→ REQUEST: From the records, pick out and copy each line containing "that".

→ Stored data entries:
◇ ◇ ◇
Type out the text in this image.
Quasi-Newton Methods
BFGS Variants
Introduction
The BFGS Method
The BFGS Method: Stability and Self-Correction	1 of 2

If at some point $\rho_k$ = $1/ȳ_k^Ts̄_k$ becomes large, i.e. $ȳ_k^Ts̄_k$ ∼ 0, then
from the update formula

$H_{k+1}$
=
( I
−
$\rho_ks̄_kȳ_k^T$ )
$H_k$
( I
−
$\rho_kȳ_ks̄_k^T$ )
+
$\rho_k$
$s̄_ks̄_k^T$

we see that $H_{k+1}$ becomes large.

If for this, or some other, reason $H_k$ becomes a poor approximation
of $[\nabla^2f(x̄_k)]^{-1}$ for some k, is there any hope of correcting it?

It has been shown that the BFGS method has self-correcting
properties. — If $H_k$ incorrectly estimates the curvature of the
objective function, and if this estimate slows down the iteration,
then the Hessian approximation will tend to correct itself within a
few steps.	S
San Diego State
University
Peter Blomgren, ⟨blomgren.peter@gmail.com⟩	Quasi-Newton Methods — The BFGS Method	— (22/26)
◇ ◇ ◇
→ ANSWER TO THE EXERCISE:
we see that $H_{k+1}$ becomes large.
It has been shown that the BFGS method has self-correcting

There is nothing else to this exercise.